§ **REQUIRED TASK**
Copy whichever lines contain the string "triangle".

§ **RECORD LIST**
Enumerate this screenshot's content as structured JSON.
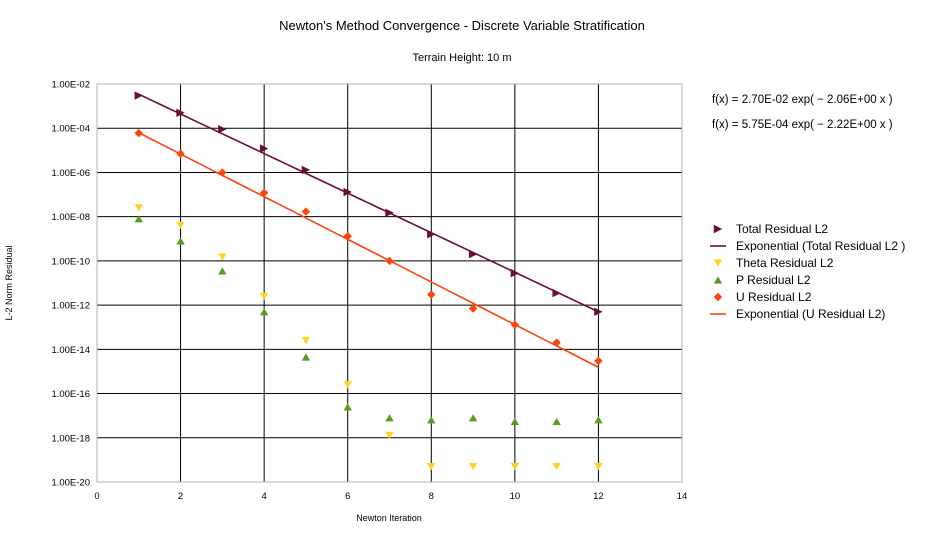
{
  "chart_data": {
    "type": "scatter",
    "title": "Newton's Method Convergence - Discrete Variable Stratification",
    "subtitle": "Terrain Height: 10 m",
    "xlabel": "Newton Iteration",
    "ylabel": "L-2 Norm Residual",
    "xlim": [
      0,
      14
    ],
    "ylim": [
      1e-20,
      0.01
    ],
    "yscale": "log",
    "grid": true,
    "legend_position": "right",
    "x_ticks": [
      "0",
      "2",
      "4",
      "6",
      "8",
      "10",
      "12",
      "14"
    ],
    "y_ticks": [
      "1.00E-02",
      "1.00E-04",
      "1.00E-06",
      "1.00E-08",
      "1.00E-10",
      "1.00E-12",
      "1.00E-14",
      "1.00E-16",
      "1.00E-18",
      "1.00E-20"
    ],
    "equations": [
      "f(x) = 2.70E-02 exp( − 2.06E+00 x )",
      "f(x) = 5.75E-04 exp( − 2.22E+00 x )"
    ],
    "series": [
      {
        "name": "Total Residual L2",
        "marker": "triangle-right",
        "color": "#6b0f2a",
        "x": [
          1,
          2,
          3,
          4,
          5,
          6,
          7,
          8,
          9,
          10,
          11,
          12
        ],
        "y": [
          0.003,
          0.0005,
          9e-05,
          1.2e-05,
          1.3e-06,
          1.3e-07,
          1.5e-08,
          1.6e-09,
          2e-10,
          2.8e-11,
          3.5e-12,
          5e-13
        ]
      },
      {
        "name": "Exponential (Total Residual L2 )",
        "type": "line",
        "color": "#6b0f2a",
        "fit": {
          "a": 0.027,
          "b": -2.06
        },
        "x_range": [
          1,
          12
        ]
      },
      {
        "name": "Theta Residual L2",
        "marker": "triangle-down",
        "color": "#ffd320",
        "x": [
          1,
          2,
          3,
          4,
          5,
          6,
          7,
          8,
          9,
          10,
          11,
          12
        ],
        "y": [
          2.5e-08,
          4e-09,
          1.5e-10,
          2.5e-12,
          2.5e-14,
          2.5e-16,
          1.3e-18,
          5e-20,
          5e-20,
          5e-20,
          5e-20,
          5e-20
        ]
      },
      {
        "name": "P Residual L2",
        "marker": "triangle-up",
        "color": "#579d1c",
        "x": [
          1,
          2,
          3,
          4,
          5,
          6,
          7,
          8,
          9,
          10,
          11,
          12
        ],
        "y": [
          8e-09,
          8e-10,
          3.5e-11,
          5e-13,
          4.5e-15,
          2.5e-17,
          8e-18,
          6.5e-18,
          8e-18,
          5.5e-18,
          5.5e-18,
          6.5e-18
        ]
      },
      {
        "name": "U Residual L2",
        "marker": "diamond",
        "color": "#ff420e",
        "x": [
          1,
          2,
          3,
          4,
          5,
          6,
          7,
          8,
          9,
          10,
          11,
          12
        ],
        "y": [
          6e-05,
          7e-06,
          1e-06,
          1.2e-07,
          1.7e-08,
          1.3e-09,
          1e-10,
          3e-12,
          7e-13,
          1.3e-13,
          2e-14,
          3e-15
        ]
      },
      {
        "name": "Exponential (U Residual L2)",
        "type": "line",
        "color": "#ff420e",
        "fit": {
          "a": 0.000575,
          "b": -2.22
        },
        "x_range": [
          1,
          12
        ]
      }
    ]
  }
}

§ **FULL ANSWER**
        "marker": "triangle-right",
        "marker": "triangle-down",
        "marker": "triangle-up",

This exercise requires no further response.